Saved entries:
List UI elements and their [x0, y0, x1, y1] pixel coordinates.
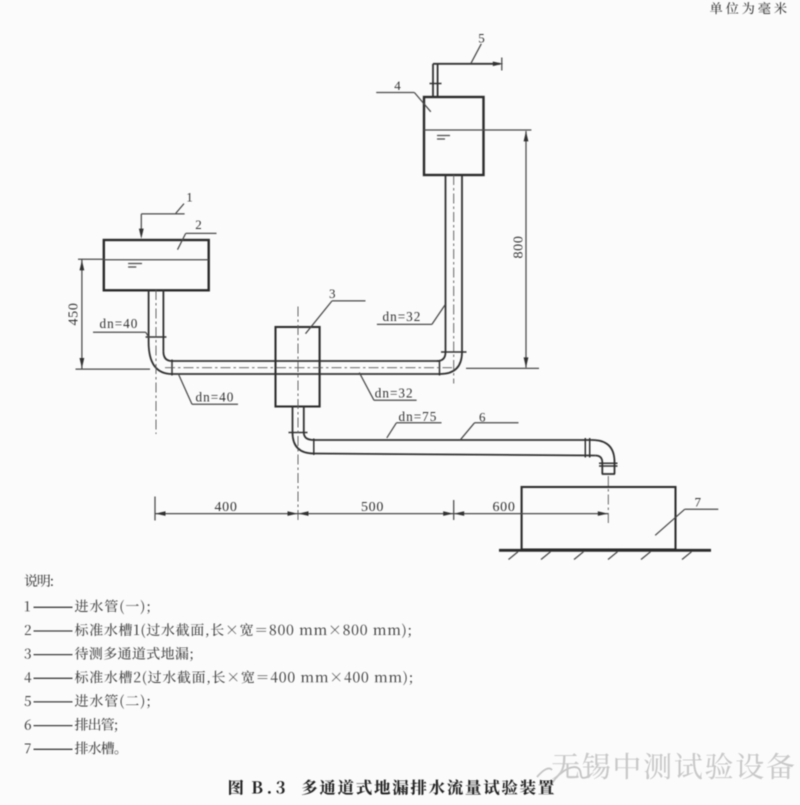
svg-text:3: 3	[329, 286, 336, 301]
svg-text:7: 7	[695, 495, 702, 510]
svg-text:1: 1	[186, 190, 193, 205]
svg-text:dn=32: dn=32	[375, 385, 414, 400]
svg-text:800: 800	[511, 235, 526, 258]
svg-text:2: 2	[195, 217, 202, 232]
svg-text:4: 4	[394, 78, 401, 93]
svg-text:6: 6	[479, 410, 486, 425]
svg-text:dn=40: dn=40	[100, 316, 139, 331]
svg-text:600: 600	[492, 500, 515, 515]
svg-text:400: 400	[214, 500, 237, 515]
svg-text:dn=40: dn=40	[196, 390, 235, 405]
svg-text:500: 500	[361, 500, 384, 515]
svg-text:5: 5	[478, 30, 485, 45]
svg-text:450: 450	[66, 302, 81, 325]
svg-text:dn=32: dn=32	[383, 309, 422, 324]
svg-text:dn=75: dn=75	[399, 409, 438, 424]
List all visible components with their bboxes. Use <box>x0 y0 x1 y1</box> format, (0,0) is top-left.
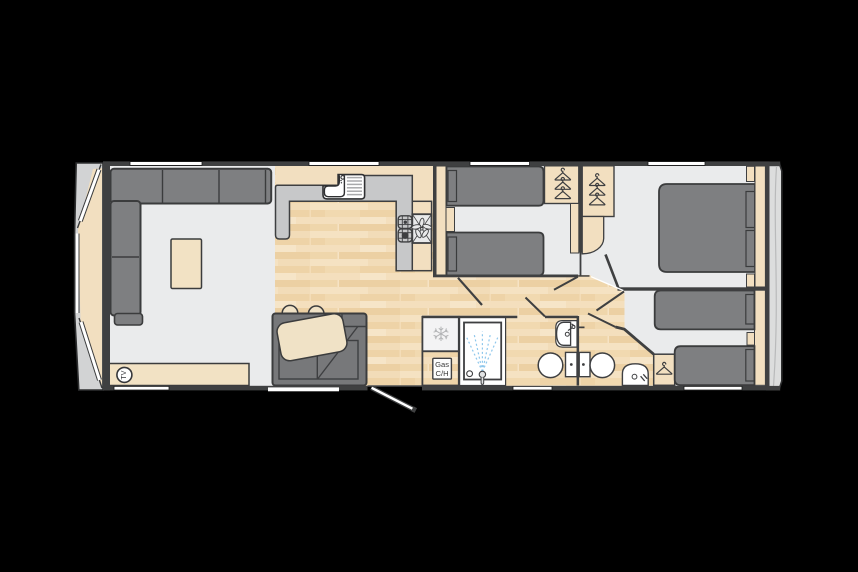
svg-text:TV: TV <box>121 370 128 379</box>
svg-text:Gas: Gas <box>435 360 449 369</box>
svg-text:C/H: C/H <box>436 369 449 378</box>
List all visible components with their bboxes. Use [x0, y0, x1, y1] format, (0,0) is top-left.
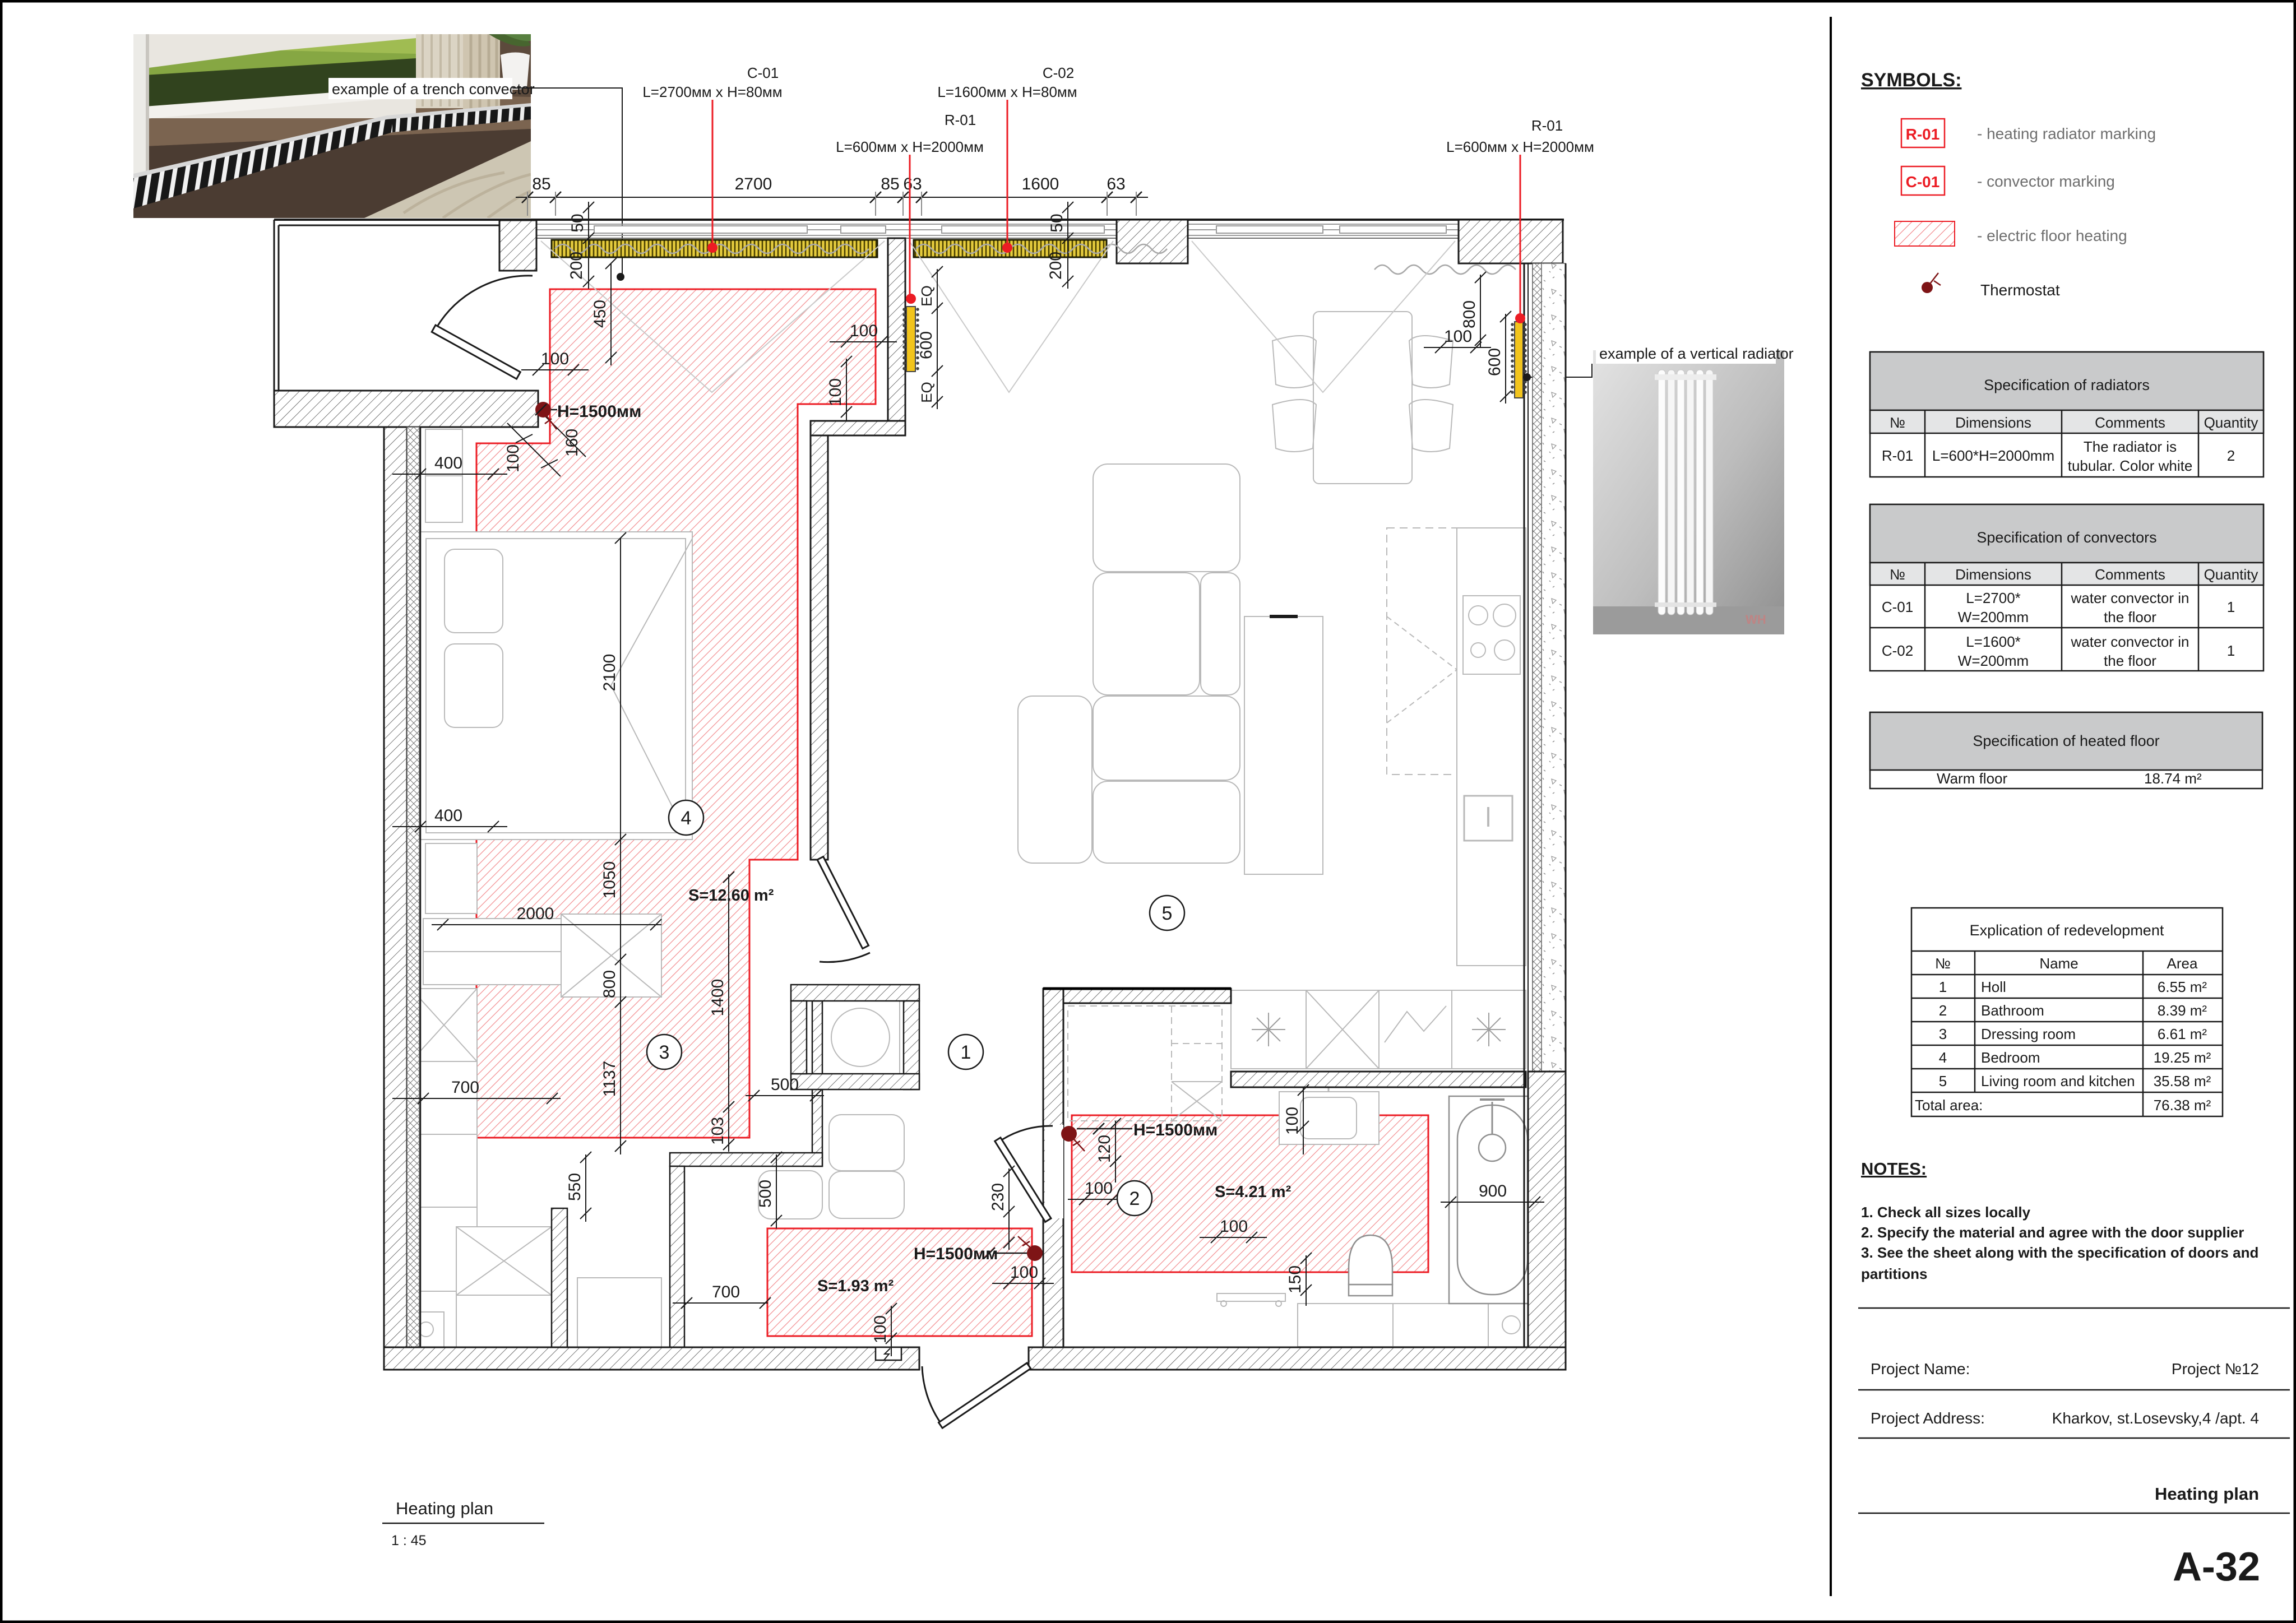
svg-text:500: 500: [756, 1180, 775, 1208]
svg-text:Specification of radiators: Specification of radiators: [1984, 377, 2150, 393]
svg-text:100: 100: [850, 322, 878, 340]
svg-text:800: 800: [1460, 300, 1479, 328]
svg-text:450: 450: [591, 300, 609, 328]
svg-text:1: 1: [961, 1042, 971, 1063]
svg-text:Holl: Holl: [1981, 979, 2006, 995]
svg-text:S=4.21 m²: S=4.21 m²: [1215, 1183, 1292, 1201]
svg-text:150: 150: [1286, 1265, 1304, 1293]
svg-text:50: 50: [1048, 214, 1066, 232]
svg-text:100: 100: [541, 350, 569, 368]
svg-text:1: 1: [2227, 642, 2235, 659]
svg-text:Dimensions: Dimensions: [1955, 414, 2031, 431]
svg-text:Bathroom: Bathroom: [1981, 1002, 2044, 1019]
svg-text:SYMBOLS:: SYMBOLS:: [1861, 69, 1961, 91]
svg-text:tubular. Color white: tubular. Color white: [2068, 457, 2193, 474]
svg-text:№: №: [1935, 955, 1951, 972]
svg-text:L=600мм x H=2000мм: L=600мм x H=2000мм: [836, 138, 984, 155]
svg-text:3: 3: [659, 1042, 670, 1063]
svg-text:1. Check all sizes locally: 1. Check all sizes locally: [1861, 1204, 2031, 1221]
svg-text:№: №: [1890, 566, 1905, 583]
svg-text:- heating radiator marking: - heating radiator marking: [1977, 125, 2156, 142]
svg-text:L=600*H=2000mm: L=600*H=2000mm: [1932, 447, 2054, 464]
svg-text:63: 63: [1107, 175, 1125, 193]
svg-text:900: 900: [1479, 1182, 1507, 1200]
svg-text:200: 200: [1047, 252, 1065, 280]
svg-text:76.38 m²: 76.38 m²: [2154, 1097, 2211, 1114]
svg-text:Dressing room: Dressing room: [1981, 1026, 2076, 1042]
svg-text:700: 700: [451, 1078, 479, 1097]
svg-text:EQ: EQ: [918, 382, 935, 403]
svg-text:1: 1: [1939, 979, 1947, 995]
svg-text:4: 4: [1939, 1049, 1947, 1066]
svg-text:2. Specify the material and ag: 2. Specify the material and agree with t…: [1861, 1224, 2244, 1241]
svg-text:Specification of convectors: Specification of convectors: [1976, 529, 2156, 546]
svg-text:R-01: R-01: [945, 112, 976, 128]
svg-text:L=1600*: L=1600*: [1966, 633, 2021, 650]
svg-text:100: 100: [1085, 1179, 1113, 1198]
svg-text:Heating plan: Heating plan: [2155, 1484, 2259, 1504]
svg-text:Comments: Comments: [2095, 414, 2165, 431]
svg-text:2100: 2100: [600, 654, 619, 692]
svg-text:H=1500мм: H=1500мм: [557, 402, 641, 421]
svg-text:H=1500мм: H=1500мм: [914, 1245, 998, 1263]
svg-text:103: 103: [709, 1117, 727, 1145]
svg-text:Thermostat: Thermostat: [1980, 281, 2060, 299]
svg-text:1050: 1050: [600, 861, 619, 899]
svg-text:550: 550: [566, 1173, 584, 1201]
svg-text:L=2700*: L=2700*: [1966, 590, 2021, 606]
svg-text:partitions: partitions: [1861, 1265, 1927, 1282]
svg-text:L=2700мм x H=80мм: L=2700мм x H=80мм: [642, 84, 782, 100]
svg-text:2000: 2000: [517, 905, 554, 923]
svg-text:Bedroom: Bedroom: [1981, 1049, 2040, 1066]
svg-text:3. See the sheet along with th: 3. See the sheet along with the specific…: [1861, 1244, 2258, 1261]
svg-text:1600: 1600: [1022, 175, 1059, 193]
svg-text:R-01: R-01: [1882, 447, 1913, 464]
svg-text:400: 400: [434, 806, 462, 825]
svg-text:Heating plan: Heating plan: [396, 1499, 493, 1518]
svg-text:600: 600: [917, 331, 936, 359]
svg-text:C-02: C-02: [1043, 64, 1074, 81]
svg-text:2700: 2700: [735, 175, 772, 193]
svg-text:Quantity: Quantity: [2204, 414, 2258, 431]
svg-text:Project Address:: Project Address:: [1871, 1409, 1985, 1427]
svg-text:NOTES:: NOTES:: [1861, 1159, 1927, 1179]
svg-text:Area: Area: [2167, 955, 2198, 972]
svg-text:C-01: C-01: [1882, 599, 1913, 615]
svg-text:1400: 1400: [709, 979, 727, 1017]
svg-text:example of a vertical radiator: example of a vertical radiator: [1599, 345, 1794, 362]
svg-text:S=1.93 m²: S=1.93 m²: [817, 1277, 894, 1295]
svg-text:Quantity: Quantity: [2204, 566, 2258, 583]
svg-text:example of a trench convector: example of a trench convector: [332, 81, 535, 98]
svg-text:Name: Name: [2039, 955, 2078, 972]
svg-text:1137: 1137: [600, 1061, 619, 1097]
svg-text:C-01: C-01: [747, 64, 779, 81]
svg-text:R-01: R-01: [1531, 117, 1563, 134]
svg-text:400: 400: [434, 454, 462, 472]
svg-text:L=600мм x H=2000мм: L=600мм x H=2000мм: [1446, 138, 1594, 155]
svg-text:Specification of heated floor: Specification of heated floor: [1973, 732, 2159, 749]
svg-text:Kharkov, st.Losevsky,4 /apt. 4: Kharkov, st.Losevsky,4 /apt. 4: [2052, 1409, 2259, 1427]
svg-text:6.55 m²: 6.55 m²: [2158, 979, 2207, 995]
svg-text:Living room and kitchen: Living room and kitchen: [1981, 1073, 2135, 1089]
svg-text:Comments: Comments: [2095, 566, 2165, 583]
svg-text:Explication of redevelopment: Explication of redevelopment: [1970, 922, 2164, 939]
svg-text:№: №: [1890, 414, 1905, 431]
svg-text:1: 1: [2227, 599, 2235, 615]
svg-text:4: 4: [681, 808, 692, 829]
svg-text:100: 100: [1444, 327, 1472, 346]
svg-text:water convector in: water convector in: [2071, 590, 2189, 606]
svg-text:Total area:: Total area:: [1915, 1097, 1983, 1114]
svg-text:Warm floor: Warm floor: [1937, 770, 2007, 787]
svg-text:230: 230: [989, 1183, 1007, 1211]
svg-text:100: 100: [504, 444, 522, 472]
svg-text:L=1600мм x H=80мм: L=1600мм x H=80мм: [937, 84, 1077, 100]
svg-text:800: 800: [600, 970, 619, 998]
svg-text:600: 600: [1485, 348, 1504, 376]
svg-text:85: 85: [881, 175, 899, 193]
svg-text:W=200mm: W=200mm: [1958, 609, 2029, 625]
svg-text:100: 100: [871, 1315, 890, 1343]
svg-text:3: 3: [1939, 1026, 1947, 1042]
svg-text:500: 500: [771, 1075, 799, 1094]
svg-text:water convector in: water convector in: [2071, 633, 2189, 650]
svg-text:2: 2: [1130, 1188, 1140, 1209]
svg-text:Project Name:: Project Name:: [1871, 1360, 1970, 1378]
svg-text:160: 160: [563, 429, 581, 457]
svg-text:200: 200: [567, 252, 586, 280]
svg-text:WH: WH: [1746, 613, 1766, 627]
svg-text:100: 100: [1220, 1217, 1248, 1236]
svg-text:63: 63: [903, 175, 922, 193]
svg-text:H=1500мм: H=1500мм: [1133, 1121, 1218, 1139]
svg-text:120: 120: [1095, 1135, 1114, 1163]
svg-text:85: 85: [532, 175, 550, 193]
svg-text:100: 100: [1010, 1263, 1038, 1282]
svg-text:5: 5: [1162, 903, 1173, 924]
svg-text:6.61 m²: 6.61 m²: [2158, 1026, 2207, 1042]
svg-text:100: 100: [826, 378, 845, 406]
svg-text:C-02: C-02: [1882, 642, 1913, 659]
svg-text:50: 50: [568, 214, 587, 232]
svg-text:C-01: C-01: [1906, 173, 1940, 191]
svg-text:5: 5: [1939, 1073, 1947, 1089]
svg-text:A-32: A-32: [2173, 1545, 2260, 1589]
svg-text:S=12.60 m²: S=12.60 m²: [688, 887, 774, 905]
svg-text:1 : 45: 1 : 45: [391, 1533, 427, 1548]
svg-text:The radiator is: The radiator is: [2084, 438, 2177, 455]
svg-text:the floor: the floor: [2104, 609, 2156, 625]
svg-text:700: 700: [712, 1283, 740, 1301]
svg-text:35.58 m²: 35.58 m²: [2154, 1073, 2211, 1089]
svg-text:19.25 m²: 19.25 m²: [2154, 1049, 2211, 1066]
svg-text:Project №12: Project №12: [2172, 1360, 2259, 1378]
svg-text:Dimensions: Dimensions: [1955, 566, 2031, 583]
svg-text:the floor: the floor: [2104, 652, 2156, 669]
svg-text:R-01: R-01: [1906, 126, 1940, 143]
svg-text:8.39 m²: 8.39 m²: [2158, 1002, 2207, 1019]
svg-text:EQ: EQ: [918, 285, 935, 307]
svg-text:2: 2: [2227, 447, 2235, 464]
svg-text:- convector marking: - convector marking: [1977, 173, 2115, 190]
svg-text:2: 2: [1939, 1002, 1947, 1019]
svg-text:- electric floor heating: - electric floor heating: [1977, 227, 2127, 244]
svg-text:18.74 m²: 18.74 m²: [2144, 770, 2202, 787]
svg-text:100: 100: [1283, 1107, 1302, 1135]
svg-text:W=200mm: W=200mm: [1958, 652, 2029, 669]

* [TASK REQUIREMENTS]
Copy out the stretch of the listing above, from the line containing "svg-text:TV: TV <box>121 370 128 379</box>" through the line containing "y1] format, (0,0) is top-left.", reproducing each line unchanged.

* [WRITTEN SOLUTION]
svg-text:TV: TV <box>121 370 128 379</box>
svg-text:Gas: Gas <box>435 360 449 369</box>
svg-text:C/H: C/H <box>436 369 449 378</box>
List all visible components with their bboxes. Use [x0, y0, x1, y1] format, (0,0) is top-left.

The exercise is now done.